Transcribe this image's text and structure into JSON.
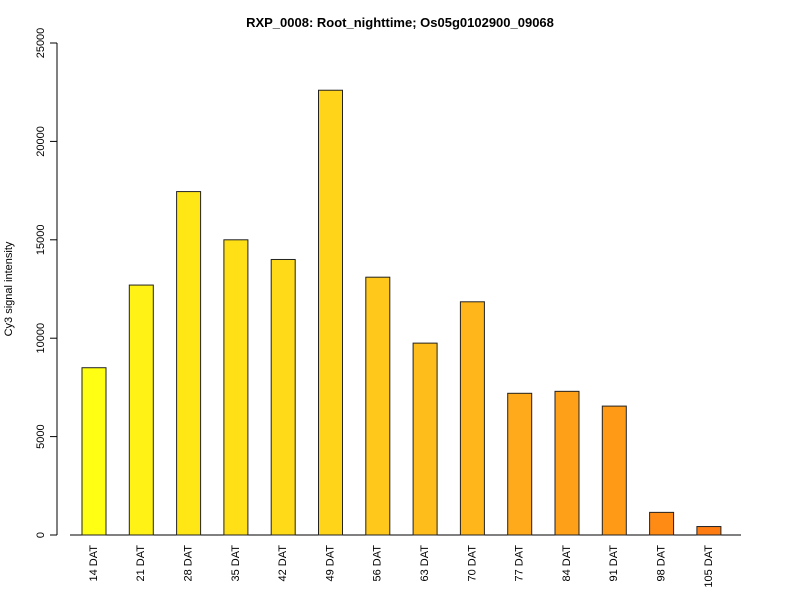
{
  "chart_data": {
    "type": "bar",
    "title": "RXP_0008: Root_nighttime; Os05g0102900_09068",
    "xlabel": "",
    "ylabel": "Cy3 signal intensity",
    "ylim": [
      0,
      25000
    ],
    "yticks": [
      0,
      5000,
      10000,
      15000,
      20000,
      25000
    ],
    "categories": [
      "14 DAT",
      "21 DAT",
      "28 DAT",
      "35 DAT",
      "42 DAT",
      "49 DAT",
      "56 DAT",
      "63 DAT",
      "70 DAT",
      "77 DAT",
      "84 DAT",
      "91 DAT",
      "98 DAT",
      "105 DAT"
    ],
    "values": [
      8500,
      12700,
      17450,
      15000,
      14000,
      22600,
      13100,
      9750,
      11850,
      7200,
      7300,
      6550,
      1150,
      430
    ],
    "colors": [
      "#FFFF14",
      "#FFF214",
      "#FFE716",
      "#FFE017",
      "#FFDA18",
      "#FFD419",
      "#FFC81A",
      "#FFBD1B",
      "#FFB61B",
      "#FFAA1A",
      "#FFA019",
      "#FF9A17",
      "#FF8A14",
      "#FF7C12"
    ],
    "grid": false,
    "legend": "none"
  }
}
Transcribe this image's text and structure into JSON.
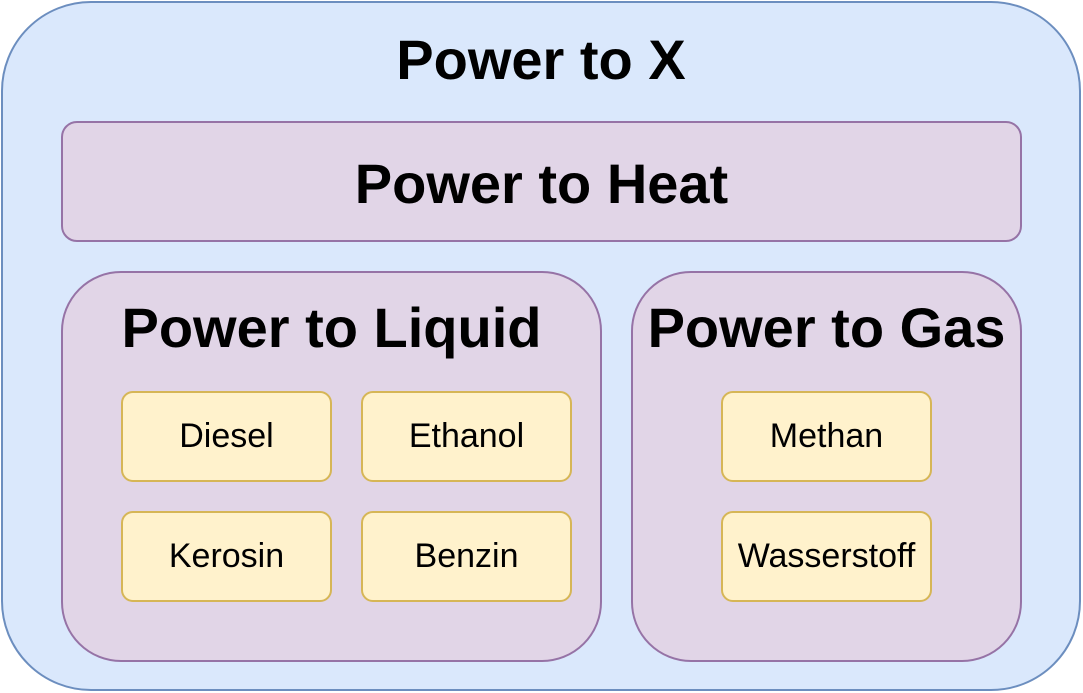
{
  "diagram": {
    "root": {
      "label": "Power to X",
      "fill": "#dae8fc",
      "stroke": "#6c8ebf"
    },
    "heat": {
      "label": "Power to Heat",
      "fill": "#e1d5e7",
      "stroke": "#9673a6"
    },
    "liquid": {
      "label": "Power to Liquid",
      "fill": "#e1d5e7",
      "stroke": "#9673a6",
      "items": [
        "Diesel",
        "Ethanol",
        "Kerosin",
        "Benzin"
      ]
    },
    "gas": {
      "label": "Power to Gas",
      "fill": "#e1d5e7",
      "stroke": "#9673a6",
      "items": [
        "Methan",
        "Wasserstoff"
      ]
    },
    "item_fill": "#fff2cc",
    "item_stroke": "#d6b656"
  }
}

....

#### [The problem]
Scan the material line by line and report each one that contains "Power".

#### [Output for this exercise]
      "label": "Power to X",
      "label": "Power to Heat",
      "label": "Power to Liquid",
      "label": "Power to Gas",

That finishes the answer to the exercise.